Check each line of the records for "personsedlenes"; collect those that have it.

** START **

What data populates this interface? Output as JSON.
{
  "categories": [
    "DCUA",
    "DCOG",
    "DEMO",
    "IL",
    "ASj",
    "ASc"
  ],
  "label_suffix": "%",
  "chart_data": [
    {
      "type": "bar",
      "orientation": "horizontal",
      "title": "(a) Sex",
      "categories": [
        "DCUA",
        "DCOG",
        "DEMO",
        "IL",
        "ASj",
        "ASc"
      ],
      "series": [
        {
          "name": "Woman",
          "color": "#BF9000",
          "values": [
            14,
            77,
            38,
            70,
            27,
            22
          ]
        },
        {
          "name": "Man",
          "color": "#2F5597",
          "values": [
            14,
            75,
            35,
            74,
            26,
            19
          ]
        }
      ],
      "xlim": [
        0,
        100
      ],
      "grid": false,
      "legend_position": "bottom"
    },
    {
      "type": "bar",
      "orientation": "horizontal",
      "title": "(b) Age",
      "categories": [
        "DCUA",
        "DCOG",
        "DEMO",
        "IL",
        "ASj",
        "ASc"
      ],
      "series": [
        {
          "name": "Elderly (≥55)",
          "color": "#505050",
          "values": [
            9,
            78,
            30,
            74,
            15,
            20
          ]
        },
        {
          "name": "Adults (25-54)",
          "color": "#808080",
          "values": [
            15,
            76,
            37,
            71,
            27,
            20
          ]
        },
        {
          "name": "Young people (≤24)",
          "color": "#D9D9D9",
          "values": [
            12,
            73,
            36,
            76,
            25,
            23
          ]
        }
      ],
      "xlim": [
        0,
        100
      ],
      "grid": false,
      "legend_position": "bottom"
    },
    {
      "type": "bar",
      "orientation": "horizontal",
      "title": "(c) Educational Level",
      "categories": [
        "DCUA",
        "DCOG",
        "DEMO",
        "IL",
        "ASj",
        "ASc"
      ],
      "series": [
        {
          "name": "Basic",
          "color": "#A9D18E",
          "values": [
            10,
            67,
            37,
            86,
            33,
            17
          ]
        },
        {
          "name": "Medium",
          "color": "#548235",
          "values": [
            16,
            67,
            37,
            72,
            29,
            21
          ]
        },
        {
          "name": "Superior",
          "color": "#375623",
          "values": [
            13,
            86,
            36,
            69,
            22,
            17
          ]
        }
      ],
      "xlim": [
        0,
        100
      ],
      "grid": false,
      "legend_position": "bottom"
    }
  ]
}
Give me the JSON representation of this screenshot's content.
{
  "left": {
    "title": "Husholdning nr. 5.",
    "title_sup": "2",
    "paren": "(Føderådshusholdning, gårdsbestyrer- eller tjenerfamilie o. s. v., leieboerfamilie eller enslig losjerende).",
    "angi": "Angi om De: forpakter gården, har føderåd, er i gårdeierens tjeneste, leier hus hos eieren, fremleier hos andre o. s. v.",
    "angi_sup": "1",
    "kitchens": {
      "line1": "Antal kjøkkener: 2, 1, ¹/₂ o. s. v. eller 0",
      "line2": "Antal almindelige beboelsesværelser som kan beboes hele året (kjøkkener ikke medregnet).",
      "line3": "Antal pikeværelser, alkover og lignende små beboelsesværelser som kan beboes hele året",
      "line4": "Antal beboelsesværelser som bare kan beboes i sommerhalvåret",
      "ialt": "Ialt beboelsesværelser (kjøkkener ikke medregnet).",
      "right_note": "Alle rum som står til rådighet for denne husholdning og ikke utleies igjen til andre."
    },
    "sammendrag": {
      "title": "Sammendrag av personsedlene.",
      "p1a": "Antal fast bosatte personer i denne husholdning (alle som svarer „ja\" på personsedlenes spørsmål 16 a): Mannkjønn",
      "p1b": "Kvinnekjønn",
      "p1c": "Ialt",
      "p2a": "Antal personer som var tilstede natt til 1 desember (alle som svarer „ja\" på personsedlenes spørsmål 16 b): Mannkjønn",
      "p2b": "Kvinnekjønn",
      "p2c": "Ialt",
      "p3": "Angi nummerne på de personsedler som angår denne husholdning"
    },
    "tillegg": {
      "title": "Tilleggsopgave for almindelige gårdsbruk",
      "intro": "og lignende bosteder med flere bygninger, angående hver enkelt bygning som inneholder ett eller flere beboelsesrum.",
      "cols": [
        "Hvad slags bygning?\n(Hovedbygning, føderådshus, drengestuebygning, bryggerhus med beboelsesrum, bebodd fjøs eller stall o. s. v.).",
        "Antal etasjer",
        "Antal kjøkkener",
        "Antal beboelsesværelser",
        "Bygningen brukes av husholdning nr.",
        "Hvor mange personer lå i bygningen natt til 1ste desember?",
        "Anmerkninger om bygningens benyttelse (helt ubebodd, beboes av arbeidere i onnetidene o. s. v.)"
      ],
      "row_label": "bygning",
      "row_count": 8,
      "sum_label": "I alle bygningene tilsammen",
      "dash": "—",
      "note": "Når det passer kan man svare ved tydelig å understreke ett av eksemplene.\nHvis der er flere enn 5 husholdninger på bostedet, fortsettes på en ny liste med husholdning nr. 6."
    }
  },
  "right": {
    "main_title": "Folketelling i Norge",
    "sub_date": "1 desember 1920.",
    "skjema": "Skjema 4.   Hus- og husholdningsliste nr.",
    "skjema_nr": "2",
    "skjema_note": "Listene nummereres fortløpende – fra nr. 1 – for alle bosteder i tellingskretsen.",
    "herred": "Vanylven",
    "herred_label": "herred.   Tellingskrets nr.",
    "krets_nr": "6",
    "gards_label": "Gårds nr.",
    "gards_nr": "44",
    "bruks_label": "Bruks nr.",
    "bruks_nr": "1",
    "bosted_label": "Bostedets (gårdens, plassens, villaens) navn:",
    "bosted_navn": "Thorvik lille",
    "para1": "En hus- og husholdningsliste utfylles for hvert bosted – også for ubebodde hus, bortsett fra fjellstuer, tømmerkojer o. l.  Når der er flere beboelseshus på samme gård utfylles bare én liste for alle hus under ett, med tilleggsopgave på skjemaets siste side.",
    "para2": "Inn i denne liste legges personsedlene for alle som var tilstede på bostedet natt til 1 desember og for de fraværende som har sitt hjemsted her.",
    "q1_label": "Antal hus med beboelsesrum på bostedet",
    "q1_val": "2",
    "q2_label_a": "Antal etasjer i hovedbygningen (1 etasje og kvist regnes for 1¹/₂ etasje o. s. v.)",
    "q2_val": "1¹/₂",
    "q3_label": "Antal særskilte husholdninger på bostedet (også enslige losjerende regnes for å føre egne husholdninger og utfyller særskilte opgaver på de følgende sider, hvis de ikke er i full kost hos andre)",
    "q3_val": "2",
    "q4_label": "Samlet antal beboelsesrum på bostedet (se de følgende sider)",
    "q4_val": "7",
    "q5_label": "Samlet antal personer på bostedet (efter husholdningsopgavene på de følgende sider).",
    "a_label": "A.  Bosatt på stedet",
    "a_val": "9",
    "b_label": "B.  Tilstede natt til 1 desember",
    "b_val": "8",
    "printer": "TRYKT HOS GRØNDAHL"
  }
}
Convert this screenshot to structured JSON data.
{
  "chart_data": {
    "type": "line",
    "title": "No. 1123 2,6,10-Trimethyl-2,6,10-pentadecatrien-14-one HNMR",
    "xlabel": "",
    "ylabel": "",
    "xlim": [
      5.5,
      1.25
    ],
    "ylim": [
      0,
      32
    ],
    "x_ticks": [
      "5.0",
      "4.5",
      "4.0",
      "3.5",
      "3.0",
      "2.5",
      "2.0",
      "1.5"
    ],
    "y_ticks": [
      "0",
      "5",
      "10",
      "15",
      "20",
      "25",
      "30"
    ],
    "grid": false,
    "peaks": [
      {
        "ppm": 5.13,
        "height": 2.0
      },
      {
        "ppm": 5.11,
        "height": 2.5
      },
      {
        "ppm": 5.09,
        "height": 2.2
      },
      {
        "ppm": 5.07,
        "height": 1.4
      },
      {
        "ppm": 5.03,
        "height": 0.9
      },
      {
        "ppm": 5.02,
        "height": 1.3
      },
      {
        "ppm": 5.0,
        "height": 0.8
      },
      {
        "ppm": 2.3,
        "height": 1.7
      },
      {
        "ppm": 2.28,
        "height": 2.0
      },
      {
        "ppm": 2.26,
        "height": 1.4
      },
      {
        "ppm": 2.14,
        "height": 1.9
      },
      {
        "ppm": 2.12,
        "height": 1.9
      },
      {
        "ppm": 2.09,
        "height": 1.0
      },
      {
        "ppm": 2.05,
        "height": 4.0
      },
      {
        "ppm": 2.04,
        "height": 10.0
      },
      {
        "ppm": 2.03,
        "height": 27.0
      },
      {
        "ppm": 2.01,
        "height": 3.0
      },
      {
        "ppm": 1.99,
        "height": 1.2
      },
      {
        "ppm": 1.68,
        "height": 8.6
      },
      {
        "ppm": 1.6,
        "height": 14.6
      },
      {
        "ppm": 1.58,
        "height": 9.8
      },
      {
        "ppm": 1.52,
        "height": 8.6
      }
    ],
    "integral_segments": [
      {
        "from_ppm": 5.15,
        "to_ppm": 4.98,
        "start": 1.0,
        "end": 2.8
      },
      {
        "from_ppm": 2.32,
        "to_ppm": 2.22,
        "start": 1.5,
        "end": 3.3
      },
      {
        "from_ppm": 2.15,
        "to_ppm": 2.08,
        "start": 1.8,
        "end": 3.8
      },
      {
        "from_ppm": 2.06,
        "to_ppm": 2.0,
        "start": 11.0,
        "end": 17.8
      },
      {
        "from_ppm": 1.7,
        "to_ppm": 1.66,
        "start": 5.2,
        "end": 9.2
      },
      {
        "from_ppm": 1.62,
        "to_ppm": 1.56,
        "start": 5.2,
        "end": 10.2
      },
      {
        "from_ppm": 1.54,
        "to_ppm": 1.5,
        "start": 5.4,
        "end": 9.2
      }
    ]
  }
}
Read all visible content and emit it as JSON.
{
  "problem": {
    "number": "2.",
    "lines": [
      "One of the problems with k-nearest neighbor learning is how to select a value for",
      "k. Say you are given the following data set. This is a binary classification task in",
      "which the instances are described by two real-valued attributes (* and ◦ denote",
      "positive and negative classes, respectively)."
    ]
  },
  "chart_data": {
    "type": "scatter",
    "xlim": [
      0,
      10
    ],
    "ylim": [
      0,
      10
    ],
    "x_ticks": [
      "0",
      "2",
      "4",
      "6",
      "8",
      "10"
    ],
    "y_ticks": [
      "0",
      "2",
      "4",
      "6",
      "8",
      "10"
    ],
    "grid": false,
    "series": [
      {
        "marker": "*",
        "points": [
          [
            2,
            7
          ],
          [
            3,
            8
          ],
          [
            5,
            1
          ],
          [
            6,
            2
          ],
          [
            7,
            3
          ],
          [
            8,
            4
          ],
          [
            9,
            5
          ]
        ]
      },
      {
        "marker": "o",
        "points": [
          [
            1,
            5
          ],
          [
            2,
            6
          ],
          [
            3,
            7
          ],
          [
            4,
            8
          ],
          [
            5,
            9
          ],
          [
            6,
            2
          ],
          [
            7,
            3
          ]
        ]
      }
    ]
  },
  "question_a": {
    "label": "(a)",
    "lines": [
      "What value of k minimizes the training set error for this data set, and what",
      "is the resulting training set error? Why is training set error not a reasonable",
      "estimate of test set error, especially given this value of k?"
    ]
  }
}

** END **

> **OUTPUT FOR THIS EXERCISE**
      "p1a": "Antal fast bosatte personer i denne husholdning (alle som svarer „ja\" på personsedlenes spørsmål 16 a): Mannkjønn",
      "p2a": "Antal personer som var tilstede natt til 1 desember (alle som svarer „ja\" på personsedlenes spørsmål 16 b): Mannkjønn",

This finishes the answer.